- _EXERCISE_
In this exercise, return the whole listing exactly, excluding any images.
═════ SUPPLIED DATA ═════
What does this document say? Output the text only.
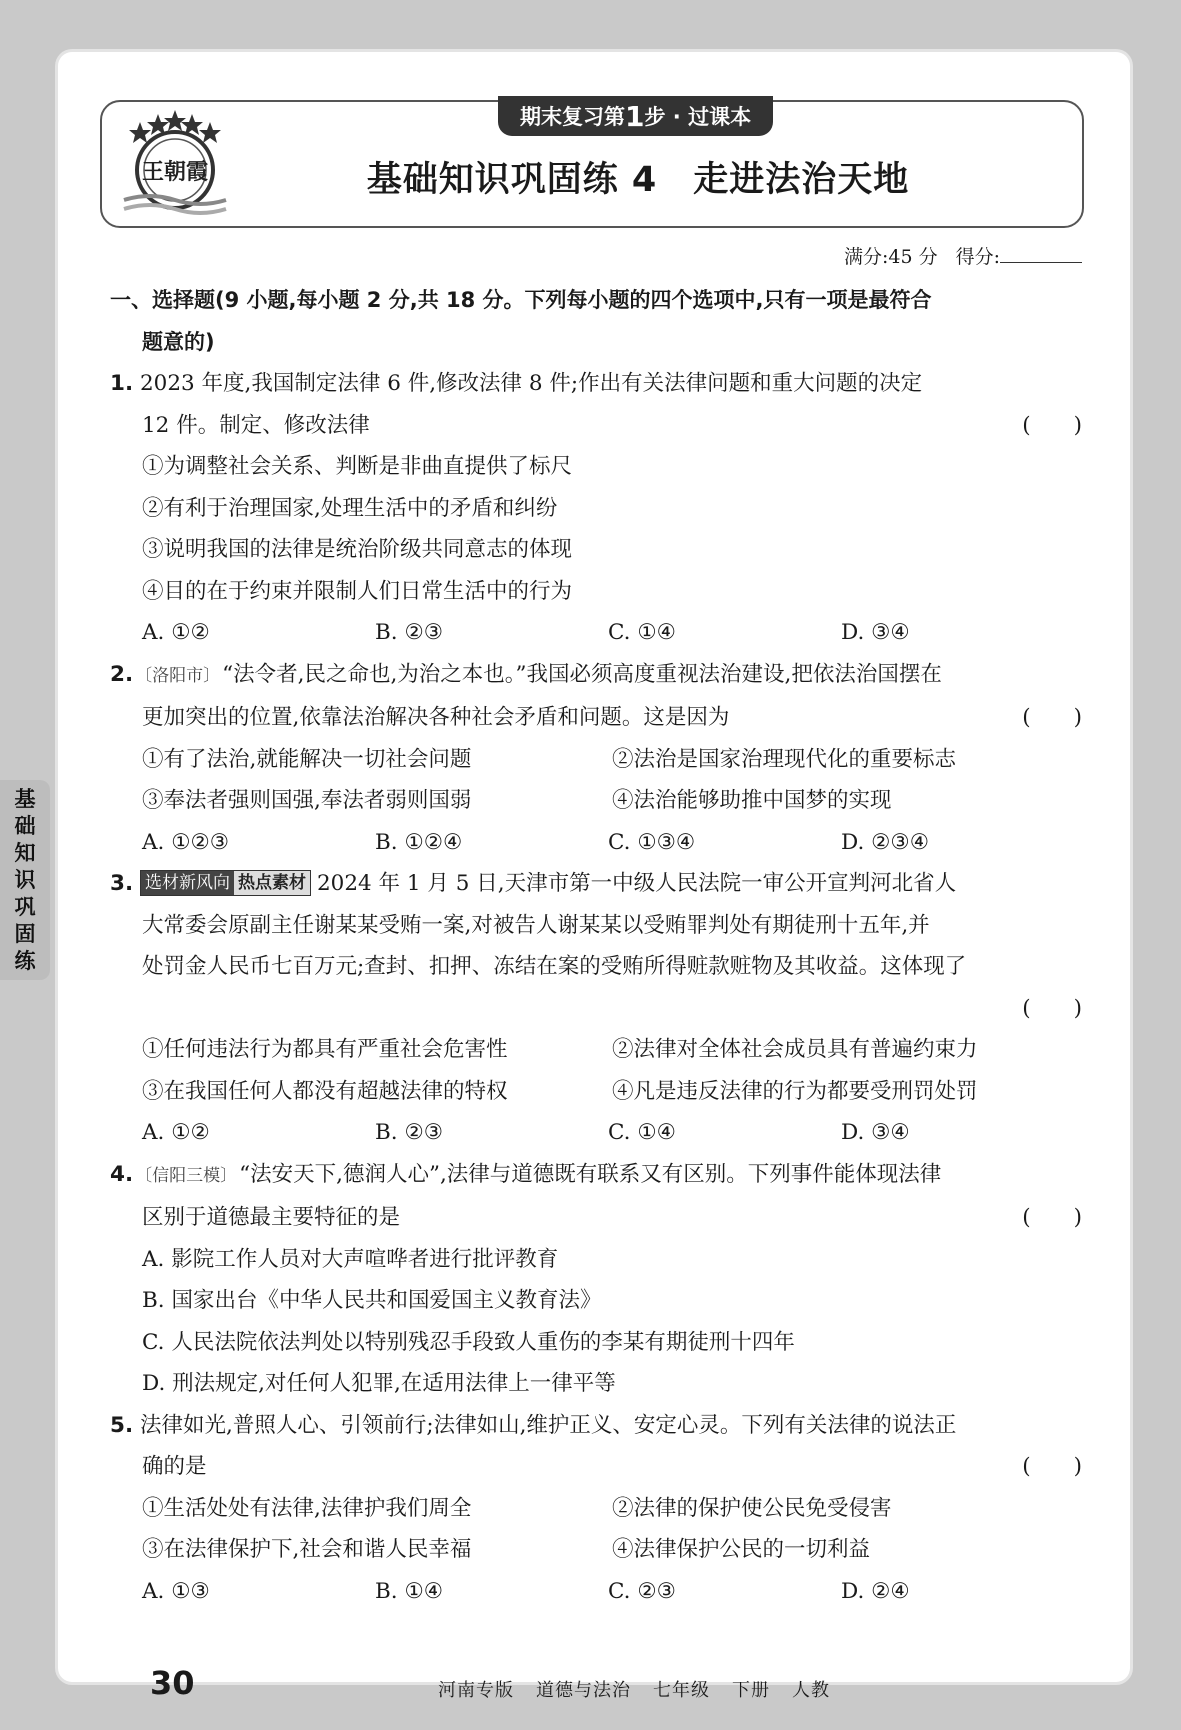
期末复习第 1 步 · 过课本
王朝霞	基础知识巩固练 4　走进法治天地
满分:45 分 得分:
一、选择题(9 小题,每小题 2 分,共 18 分。下列每小题的四个选项中,只有一项是最符合
题意的)
1. 2023 年度,我国制定法律 6 件,修改法律 8 件;作出有关法律问题和重大问题的决定
12 件。制定、修改法律	(　　)
①为调整社会关系、判断是非曲直提供了标尺
②有利于治理国家,处理生活中的矛盾和纠纷
③说明我国的法律是统治阶级共同意志的体现
④目的在于约束并限制人们日常生活中的行为
A. ①②	B. ②③	C. ①④	D. ③④
2. 〔洛阳市〕“法令者,民之命也,为治之本也。”我国必须高度重视法治建设,把依法治国摆在
更加突出的位置,依靠法治解决各种社会矛盾和问题。这是因为	(　　)
①有了法治,就能解决一切社会问题	②法治是国家治理现代化的重要标志
③奉法者强则国强,奉法者弱则国弱	④法治能够助推中国梦的实现
A. ①②③	B. ①②④	C. ①③④	D. ②③④
3. 选材新风向 热点素材 2024 年 1 月 5 日,天津市第一中级人民法院一审公开宣判河北省人
大常委会原副主任谢某某受贿一案,对被告人谢某某以受贿罪判处有期徒刑十五年,并
处罚金人民币七百万元;查封、扣押、冻结在案的受贿所得赃款赃物及其收益。这体现了

(　　)
①任何违法行为都具有严重社会危害性	②法律对全体社会成员具有普遍约束力
③在我国任何人都没有超越法律的特权	④凡是违反法律的行为都要受刑罚处罚
A. ①②	B. ②③	C. ①④	D. ③④
4. 〔信阳三模〕“法安天下,德润人心”,法律与道德既有联系又有区别。下列事件能体现法律
区别于道德最主要特征的是	(　　)
A. 影院工作人员对大声喧哗者进行批评教育
B. 国家出台《中华人民共和国爱国主义教育法》
C. 人民法院依法判处以特别残忍手段致人重伤的李某有期徒刑十四年
D. 刑法规定,对任何人犯罪,在适用法律上一律平等
5. 法律如光,普照人心、引领前行;法律如山,维护正义、安定心灵。下列有关法律的说法正
确的是	(　　)
①生活处处有法律,法律护我们周全	②法律的保护使公民免受侵害
③在法律保护下,社会和谐人民幸福	④法律保护公民的一切利益
A. ①③	B. ①④	C. ②③	D. ②④
30	河南专版 道德与法治 七年级 下册 人教
基
础
知
识
巩
固
练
═════
- _FINISHED TASK_
What does this document say? Output the text only.
期末复习第 1 步 · 过课本
王朝霞	基础知识巩固练 4　走进法治天地
满分:45 分 得分:
一、选择题(9 小题,每小题 2 分,共 18 分。下列每小题的四个选项中,只有一项是最符合
题意的)
1. 2023 年度,我国制定法律 6 件,修改法律 8 件;作出有关法律问题和重大问题的决定
12 件。制定、修改法律	(　　)
①为调整社会关系、判断是非曲直提供了标尺
②有利于治理国家,处理生活中的矛盾和纠纷
③说明我国的法律是统治阶级共同意志的体现
④目的在于约束并限制人们日常生活中的行为
A. ①②	B. ②③	C. ①④	D. ③④
2. 〔洛阳市〕“法令者,民之命也,为治之本也。”我国必须高度重视法治建设,把依法治国摆在
更加突出的位置,依靠法治解决各种社会矛盾和问题。这是因为	(　　)
①有了法治,就能解决一切社会问题	②法治是国家治理现代化的重要标志
③奉法者强则国强,奉法者弱则国弱	④法治能够助推中国梦的实现
A. ①②③	B. ①②④	C. ①③④	D. ②③④
3. 选材新风向 热点素材 2024 年 1 月 5 日,天津市第一中级人民法院一审公开宣判河北省人
大常委会原副主任谢某某受贿一案,对被告人谢某某以受贿罪判处有期徒刑十五年,并
处罚金人民币七百万元;查封、扣押、冻结在案的受贿所得赃款赃物及其收益。这体现了

(　　)
①任何违法行为都具有严重社会危害性	②法律对全体社会成员具有普遍约束力
③在我国任何人都没有超越法律的特权	④凡是违反法律的行为都要受刑罚处罚
A. ①②	B. ②③	C. ①④	D. ③④
4. 〔信阳三模〕“法安天下,德润人心”,法律与道德既有联系又有区别。下列事件能体现法律
区别于道德最主要特征的是	(　　)
A. 影院工作人员对大声喧哗者进行批评教育
B. 国家出台《中华人民共和国爱国主义教育法》
C. 人民法院依法判处以特别残忍手段致人重伤的李某有期徒刑十四年
D. 刑法规定,对任何人犯罪,在适用法律上一律平等
5. 法律如光,普照人心、引领前行;法律如山,维护正义、安定心灵。下列有关法律的说法正
确的是	(　　)
①生活处处有法律,法律护我们周全	②法律的保护使公民免受侵害
③在法律保护下,社会和谐人民幸福	④法律保护公民的一切利益
A. ①③	B. ①④	C. ②③	D. ②④
30	河南专版 道德与法治 七年级 下册 人教
基
础
知
识
巩
固
练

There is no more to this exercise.